[Task requirements] Please write out the material that follows, exactly as it stands.

[Entries from a dataset]
** start **
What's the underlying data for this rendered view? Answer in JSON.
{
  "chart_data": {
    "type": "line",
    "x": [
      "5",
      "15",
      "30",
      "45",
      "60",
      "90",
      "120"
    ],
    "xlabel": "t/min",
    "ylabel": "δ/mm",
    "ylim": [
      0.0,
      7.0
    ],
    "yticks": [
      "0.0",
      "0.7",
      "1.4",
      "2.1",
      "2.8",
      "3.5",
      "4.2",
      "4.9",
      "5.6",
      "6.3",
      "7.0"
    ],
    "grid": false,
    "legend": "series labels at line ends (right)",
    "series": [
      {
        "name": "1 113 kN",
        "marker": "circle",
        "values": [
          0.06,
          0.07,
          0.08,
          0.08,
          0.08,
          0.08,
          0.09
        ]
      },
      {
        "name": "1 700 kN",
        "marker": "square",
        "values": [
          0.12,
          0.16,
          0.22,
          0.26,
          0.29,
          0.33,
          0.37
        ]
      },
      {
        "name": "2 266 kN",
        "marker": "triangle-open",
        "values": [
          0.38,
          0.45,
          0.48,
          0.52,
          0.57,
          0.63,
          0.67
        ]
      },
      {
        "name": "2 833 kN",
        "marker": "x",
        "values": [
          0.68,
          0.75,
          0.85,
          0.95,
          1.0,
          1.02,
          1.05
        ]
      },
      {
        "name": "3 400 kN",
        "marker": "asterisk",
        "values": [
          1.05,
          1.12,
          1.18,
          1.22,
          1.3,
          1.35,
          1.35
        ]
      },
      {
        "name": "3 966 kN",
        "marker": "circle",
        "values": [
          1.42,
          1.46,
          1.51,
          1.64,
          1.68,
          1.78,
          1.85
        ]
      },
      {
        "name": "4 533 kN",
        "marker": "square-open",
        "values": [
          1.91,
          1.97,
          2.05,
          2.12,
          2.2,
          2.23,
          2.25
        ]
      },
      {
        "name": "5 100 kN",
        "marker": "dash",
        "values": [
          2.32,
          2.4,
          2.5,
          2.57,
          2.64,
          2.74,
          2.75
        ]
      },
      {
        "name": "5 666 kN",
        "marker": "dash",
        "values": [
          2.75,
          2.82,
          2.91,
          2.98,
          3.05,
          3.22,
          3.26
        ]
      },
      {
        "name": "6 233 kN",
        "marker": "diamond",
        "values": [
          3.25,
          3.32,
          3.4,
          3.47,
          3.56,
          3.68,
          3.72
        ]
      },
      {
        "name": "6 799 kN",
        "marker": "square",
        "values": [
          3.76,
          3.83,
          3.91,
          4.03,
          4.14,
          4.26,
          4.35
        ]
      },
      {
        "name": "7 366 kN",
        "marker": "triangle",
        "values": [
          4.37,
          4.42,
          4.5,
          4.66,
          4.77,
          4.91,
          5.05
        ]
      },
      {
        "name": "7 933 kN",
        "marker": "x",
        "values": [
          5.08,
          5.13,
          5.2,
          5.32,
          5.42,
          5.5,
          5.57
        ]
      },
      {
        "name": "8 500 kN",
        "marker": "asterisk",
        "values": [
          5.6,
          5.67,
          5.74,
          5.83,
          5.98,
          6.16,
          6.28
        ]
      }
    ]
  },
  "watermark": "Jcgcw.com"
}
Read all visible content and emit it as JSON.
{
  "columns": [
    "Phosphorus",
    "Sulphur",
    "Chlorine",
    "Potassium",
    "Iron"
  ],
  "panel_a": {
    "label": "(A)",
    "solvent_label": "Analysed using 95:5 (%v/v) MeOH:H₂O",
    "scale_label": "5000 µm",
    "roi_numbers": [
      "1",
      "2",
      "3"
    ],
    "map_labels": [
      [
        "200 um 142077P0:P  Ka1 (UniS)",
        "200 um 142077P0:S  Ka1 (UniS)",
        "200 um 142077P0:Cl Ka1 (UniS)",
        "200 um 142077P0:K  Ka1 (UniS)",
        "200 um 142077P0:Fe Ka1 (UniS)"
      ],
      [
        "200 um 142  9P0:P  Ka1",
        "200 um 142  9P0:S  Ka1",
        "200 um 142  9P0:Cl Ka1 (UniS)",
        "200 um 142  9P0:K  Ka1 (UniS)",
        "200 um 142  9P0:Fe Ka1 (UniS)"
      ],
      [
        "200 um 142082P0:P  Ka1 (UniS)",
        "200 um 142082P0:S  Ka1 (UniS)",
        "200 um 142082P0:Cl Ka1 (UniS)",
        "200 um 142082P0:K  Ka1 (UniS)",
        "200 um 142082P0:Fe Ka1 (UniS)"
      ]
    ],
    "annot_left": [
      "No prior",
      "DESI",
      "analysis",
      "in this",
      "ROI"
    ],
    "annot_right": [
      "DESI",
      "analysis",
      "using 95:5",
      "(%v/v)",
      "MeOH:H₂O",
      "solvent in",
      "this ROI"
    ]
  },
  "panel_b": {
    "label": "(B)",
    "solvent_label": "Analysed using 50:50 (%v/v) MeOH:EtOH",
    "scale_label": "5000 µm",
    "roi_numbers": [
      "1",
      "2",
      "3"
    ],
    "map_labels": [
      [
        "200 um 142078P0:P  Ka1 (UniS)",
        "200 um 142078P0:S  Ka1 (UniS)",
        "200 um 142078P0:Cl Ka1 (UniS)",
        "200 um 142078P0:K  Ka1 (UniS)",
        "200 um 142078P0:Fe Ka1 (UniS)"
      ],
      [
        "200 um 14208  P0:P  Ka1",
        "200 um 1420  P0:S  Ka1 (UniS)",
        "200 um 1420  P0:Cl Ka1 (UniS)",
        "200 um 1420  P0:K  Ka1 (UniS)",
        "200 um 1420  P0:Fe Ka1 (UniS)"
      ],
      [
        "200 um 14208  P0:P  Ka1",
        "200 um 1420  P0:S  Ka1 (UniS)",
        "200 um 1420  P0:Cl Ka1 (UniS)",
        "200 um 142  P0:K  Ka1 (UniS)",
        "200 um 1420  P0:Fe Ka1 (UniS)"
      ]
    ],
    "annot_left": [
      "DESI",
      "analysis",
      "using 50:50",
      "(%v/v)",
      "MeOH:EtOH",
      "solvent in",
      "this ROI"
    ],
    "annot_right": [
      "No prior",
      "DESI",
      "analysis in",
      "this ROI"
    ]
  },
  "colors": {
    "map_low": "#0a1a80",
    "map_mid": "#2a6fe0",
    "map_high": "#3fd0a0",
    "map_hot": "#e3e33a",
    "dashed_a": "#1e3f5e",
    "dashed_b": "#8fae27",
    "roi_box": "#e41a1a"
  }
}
** end **
[Full solution]
What's the underlying data for this rendered view? Answer in JSON.
{
  "chart_data": {
    "type": "line",
    "x": [
      "5",
      "15",
      "30",
      "45",
      "60",
      "90",
      "120"
    ],
    "xlabel": "t/min",
    "ylabel": "δ/mm",
    "ylim": [
      0.0,
      7.0
    ],
    "yticks": [
      "0.0",
      "0.7",
      "1.4",
      "2.1",
      "2.8",
      "3.5",
      "4.2",
      "4.9",
      "5.6",
      "6.3",
      "7.0"
    ],
    "grid": false,
    "legend": "series labels at line ends (right)",
    "series": [
      {
        "name": "1 113 kN",
        "marker": "circle",
        "values": [
          0.06,
          0.07,
          0.08,
          0.08,
          0.08,
          0.08,
          0.09
        ]
      },
      {
        "name": "1 700 kN",
        "marker": "square",
        "values": [
          0.12,
          0.16,
          0.22,
          0.26,
          0.29,
          0.33,
          0.37
        ]
      },
      {
        "name": "2 266 kN",
        "marker": "triangle-open",
        "values": [
          0.38,
          0.45,
          0.48,
          0.52,
          0.57,
          0.63,
          0.67
        ]
      },
      {
        "name": "2 833 kN",
        "marker": "x",
        "values": [
          0.68,
          0.75,
          0.85,
          0.95,
          1.0,
          1.02,
          1.05
        ]
      },
      {
        "name": "3 400 kN",
        "marker": "asterisk",
        "values": [
          1.05,
          1.12,
          1.18,
          1.22,
          1.3,
          1.35,
          1.35
        ]
      },
      {
        "name": "3 966 kN",
        "marker": "circle",
        "values": [
          1.42,
          1.46,
          1.51,
          1.64,
          1.68,
          1.78,
          1.85
        ]
      },
      {
        "name": "4 533 kN",
        "marker": "square-open",
        "values": [
          1.91,
          1.97,
          2.05,
          2.12,
          2.2,
          2.23,
          2.25
        ]
      },
      {
        "name": "5 100 kN",
        "marker": "dash",
        "values": [
          2.32,
          2.4,
          2.5,
          2.57,
          2.64,
          2.74,
          2.75
        ]
      },
      {
        "name": "5 666 kN",
        "marker": "dash",
        "values": [
          2.75,
          2.82,
          2.91,
          2.98,
          3.05,
          3.22,
          3.26
        ]
      },
      {
        "name": "6 233 kN",
        "marker": "diamond",
        "values": [
          3.25,
          3.32,
          3.4,
          3.47,
          3.56,
          3.68,
          3.72
        ]
      },
      {
        "name": "6 799 kN",
        "marker": "square",
        "values": [
          3.76,
          3.83,
          3.91,
          4.03,
          4.14,
          4.26,
          4.35
        ]
      },
      {
        "name": "7 366 kN",
        "marker": "triangle",
        "values": [
          4.37,
          4.42,
          4.5,
          4.66,
          4.77,
          4.91,
          5.05
        ]
      },
      {
        "name": "7 933 kN",
        "marker": "x",
        "values": [
          5.08,
          5.13,
          5.2,
          5.32,
          5.42,
          5.5,
          5.57
        ]
      },
      {
        "name": "8 500 kN",
        "marker": "asterisk",
        "values": [
          5.6,
          5.67,
          5.74,
          5.83,
          5.98,
          6.16,
          6.28
        ]
      }
    ]
  },
  "watermark": "Jcgcw.com"
}
Read all visible content and emit it as JSON.
{
  "columns": [
    "Phosphorus",
    "Sulphur",
    "Chlorine",
    "Potassium",
    "Iron"
  ],
  "panel_a": {
    "label": "(A)",
    "solvent_label": "Analysed using 95:5 (%v/v) MeOH:H₂O",
    "scale_label": "5000 µm",
    "roi_numbers": [
      "1",
      "2",
      "3"
    ],
    "map_labels": [
      [
        "200 um 142077P0:P  Ka1 (UniS)",
        "200 um 142077P0:S  Ka1 (UniS)",
        "200 um 142077P0:Cl Ka1 (UniS)",
        "200 um 142077P0:K  Ka1 (UniS)",
        "200 um 142077P0:Fe Ka1 (UniS)"
      ],
      [
        "200 um 142  9P0:P  Ka1",
        "200 um 142  9P0:S  Ka1",
        "200 um 142  9P0:Cl Ka1 (UniS)",
        "200 um 142  9P0:K  Ka1 (UniS)",
        "200 um 142  9P0:Fe Ka1 (UniS)"
      ],
      [
        "200 um 142082P0:P  Ka1 (UniS)",
        "200 um 142082P0:S  Ka1 (UniS)",
        "200 um 142082P0:Cl Ka1 (UniS)",
        "200 um 142082P0:K  Ka1 (UniS)",
        "200 um 142082P0:Fe Ka1 (UniS)"
      ]
    ],
    "annot_left": [
      "No prior",
      "DESI",
      "analysis",
      "in this",
      "ROI"
    ],
    "annot_right": [
      "DESI",
      "analysis",
      "using 95:5",
      "(%v/v)",
      "MeOH:H₂O",
      "solvent in",
      "this ROI"
    ]
  },
  "panel_b": {
    "label": "(B)",
    "solvent_label": "Analysed using 50:50 (%v/v) MeOH:EtOH",
    "scale_label": "5000 µm",
    "roi_numbers": [
      "1",
      "2",
      "3"
    ],
    "map_labels": [
      [
        "200 um 142078P0:P  Ka1 (UniS)",
        "200 um 142078P0:S  Ka1 (UniS)",
        "200 um 142078P0:Cl Ka1 (UniS)",
        "200 um 142078P0:K  Ka1 (UniS)",
        "200 um 142078P0:Fe Ka1 (UniS)"
      ],
      [
        "200 um 14208  P0:P  Ka1",
        "200 um 1420  P0:S  Ka1 (UniS)",
        "200 um 1420  P0:Cl Ka1 (UniS)",
        "200 um 1420  P0:K  Ka1 (UniS)",
        "200 um 1420  P0:Fe Ka1 (UniS)"
      ],
      [
        "200 um 14208  P0:P  Ka1",
        "200 um 1420  P0:S  Ka1 (UniS)",
        "200 um 1420  P0:Cl Ka1 (UniS)",
        "200 um 142  P0:K  Ka1 (UniS)",
        "200 um 1420  P0:Fe Ka1 (UniS)"
      ]
    ],
    "annot_left": [
      "DESI",
      "analysis",
      "using 50:50",
      "(%v/v)",
      "MeOH:EtOH",
      "solvent in",
      "this ROI"
    ],
    "annot_right": [
      "No prior",
      "DESI",
      "analysis in",
      "this ROI"
    ]
  },
  "colors": {
    "map_low": "#0a1a80",
    "map_mid": "#2a6fe0",
    "map_high": "#3fd0a0",
    "map_hot": "#e3e33a",
    "dashed_a": "#1e3f5e",
    "dashed_b": "#8fae27",
    "roi_box": "#e41a1a"
  }
}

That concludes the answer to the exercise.